Copy every entry exactly as given, minus the images.
═════ Data shown ═════
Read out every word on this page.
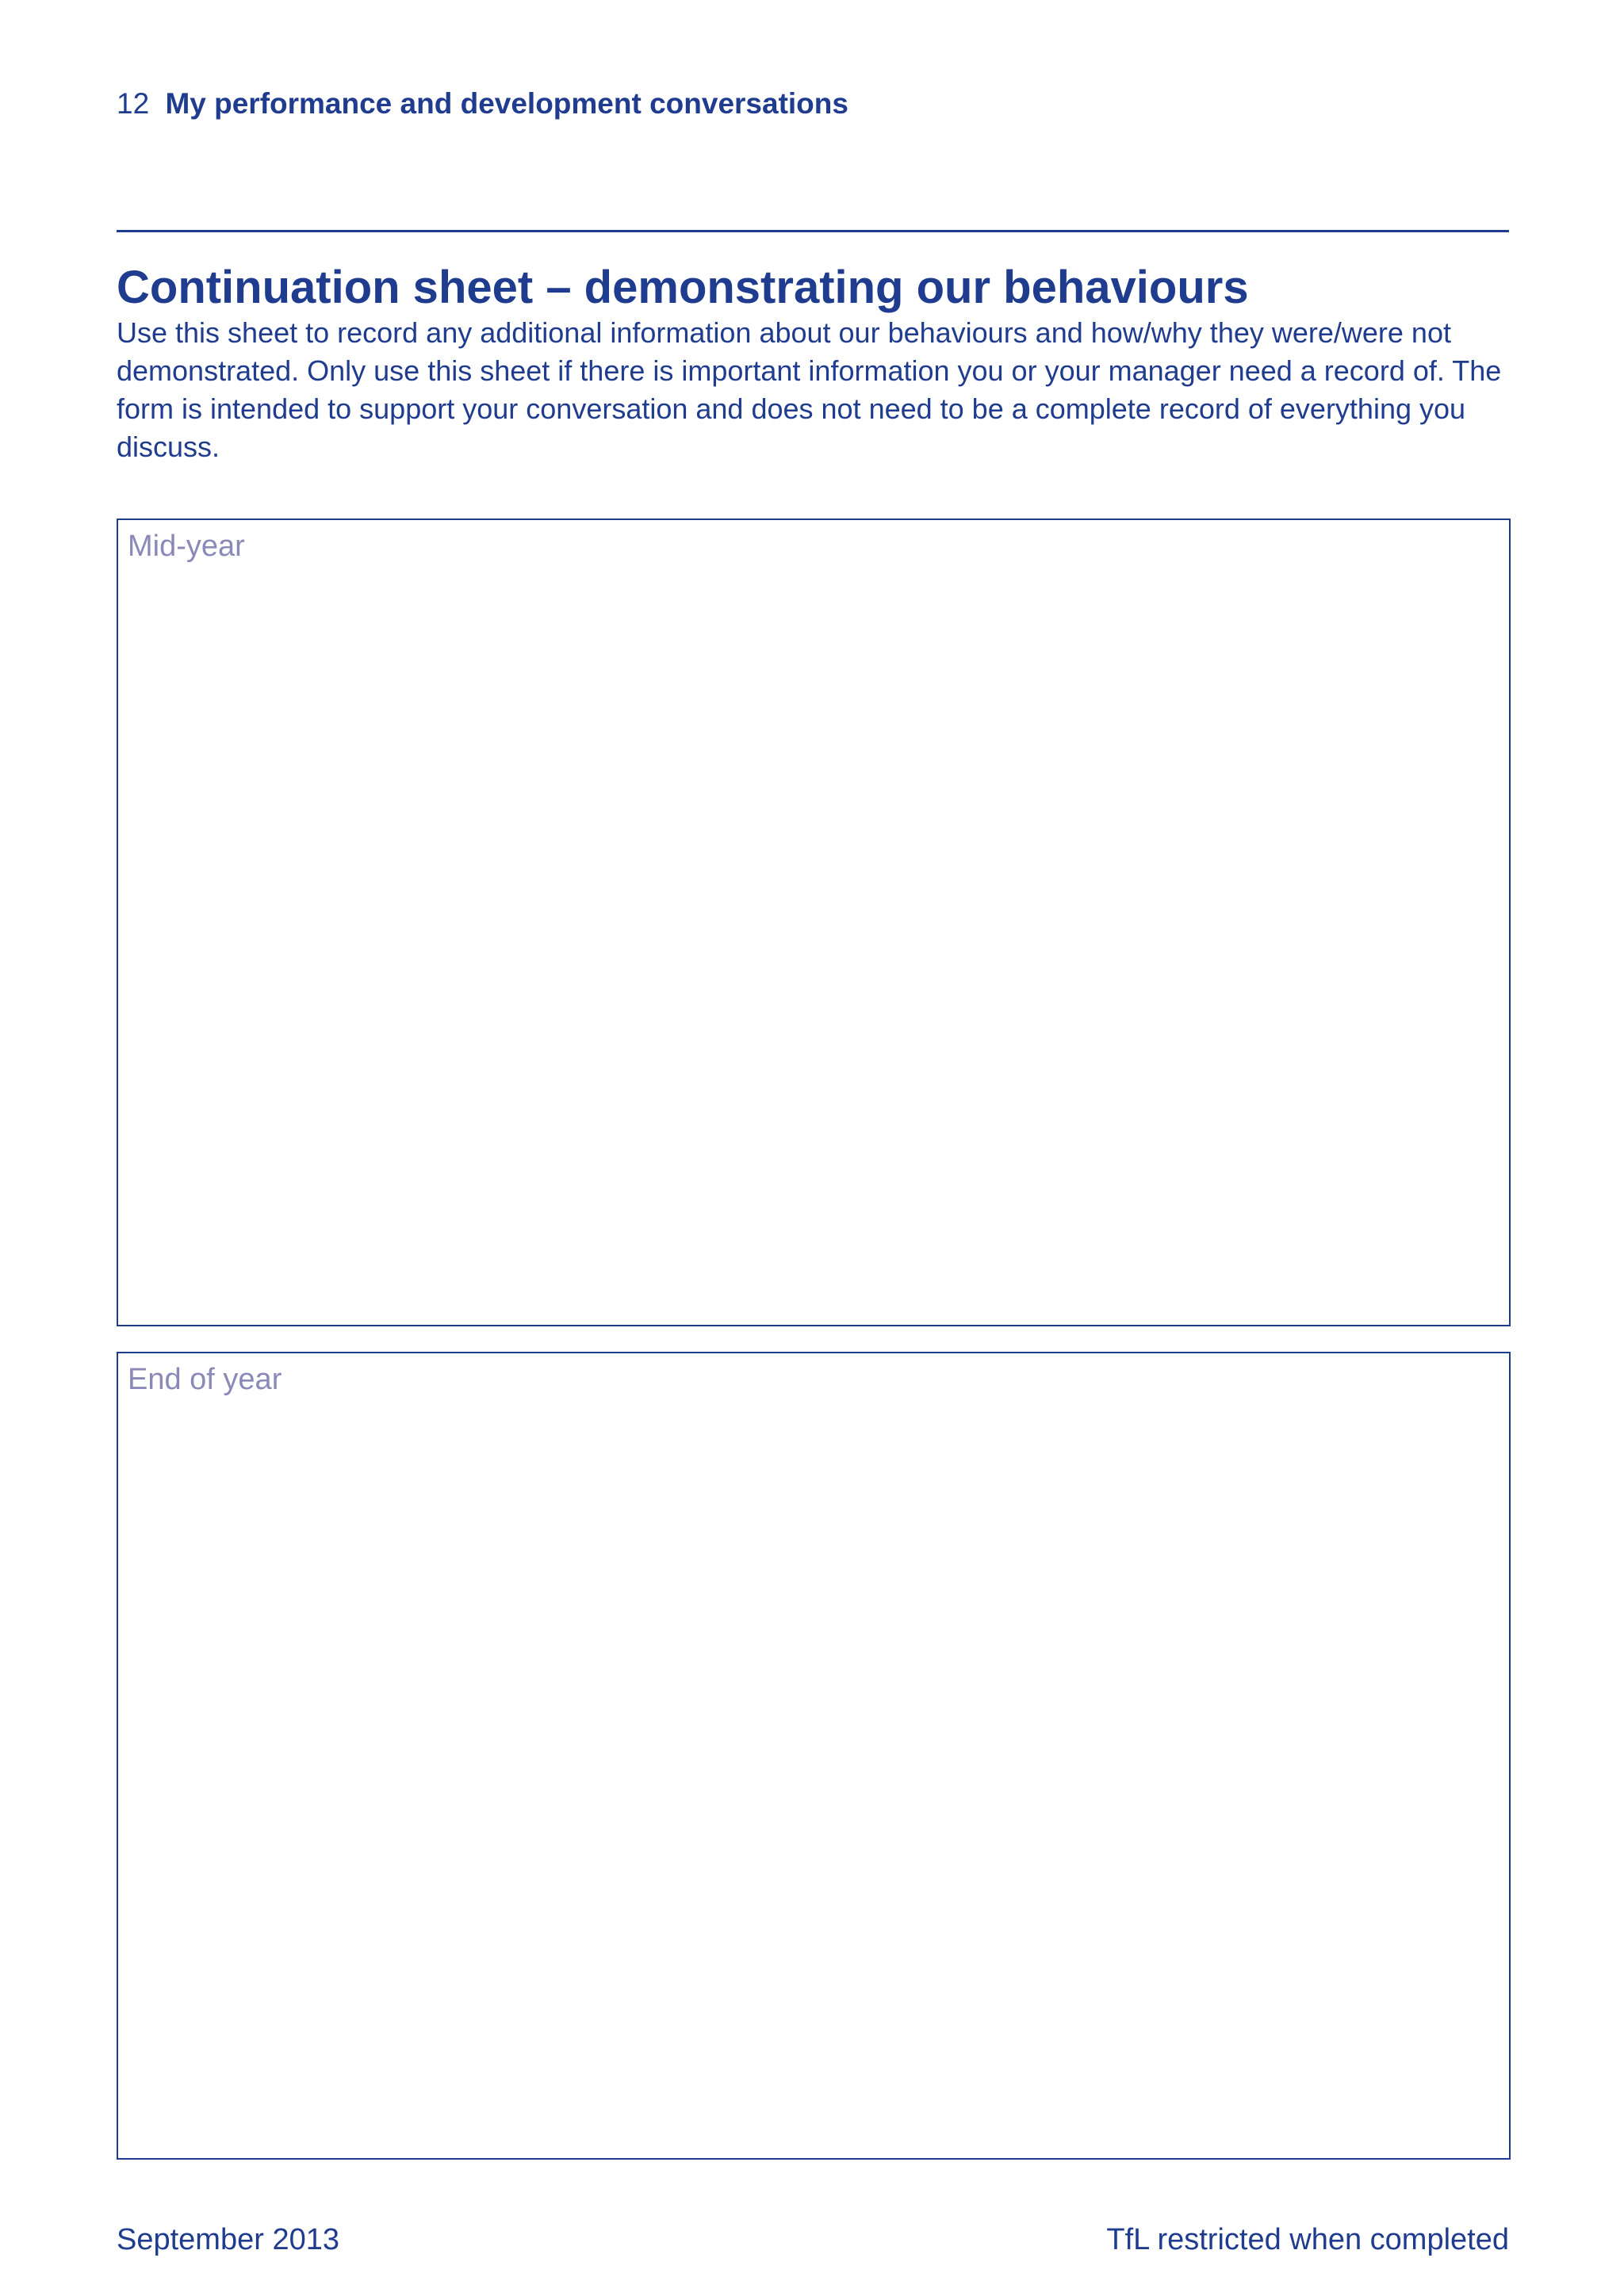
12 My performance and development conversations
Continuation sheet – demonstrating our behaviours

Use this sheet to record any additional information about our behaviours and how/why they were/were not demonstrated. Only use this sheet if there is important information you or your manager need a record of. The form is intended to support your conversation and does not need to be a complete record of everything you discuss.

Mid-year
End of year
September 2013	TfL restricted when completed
═════
* [Task response]
Read out every word on this page.
12 My performance and development conversations
Continuation sheet – demonstrating our behaviours

Use this sheet to record any additional information about our behaviours and how/why they were/were not demonstrated. Only use this sheet if there is important information you or your manager need a record of. The form is intended to support your conversation and does not need to be a complete record of everything you discuss.

Mid-year
End of year
September 2013	TfL restricted when completed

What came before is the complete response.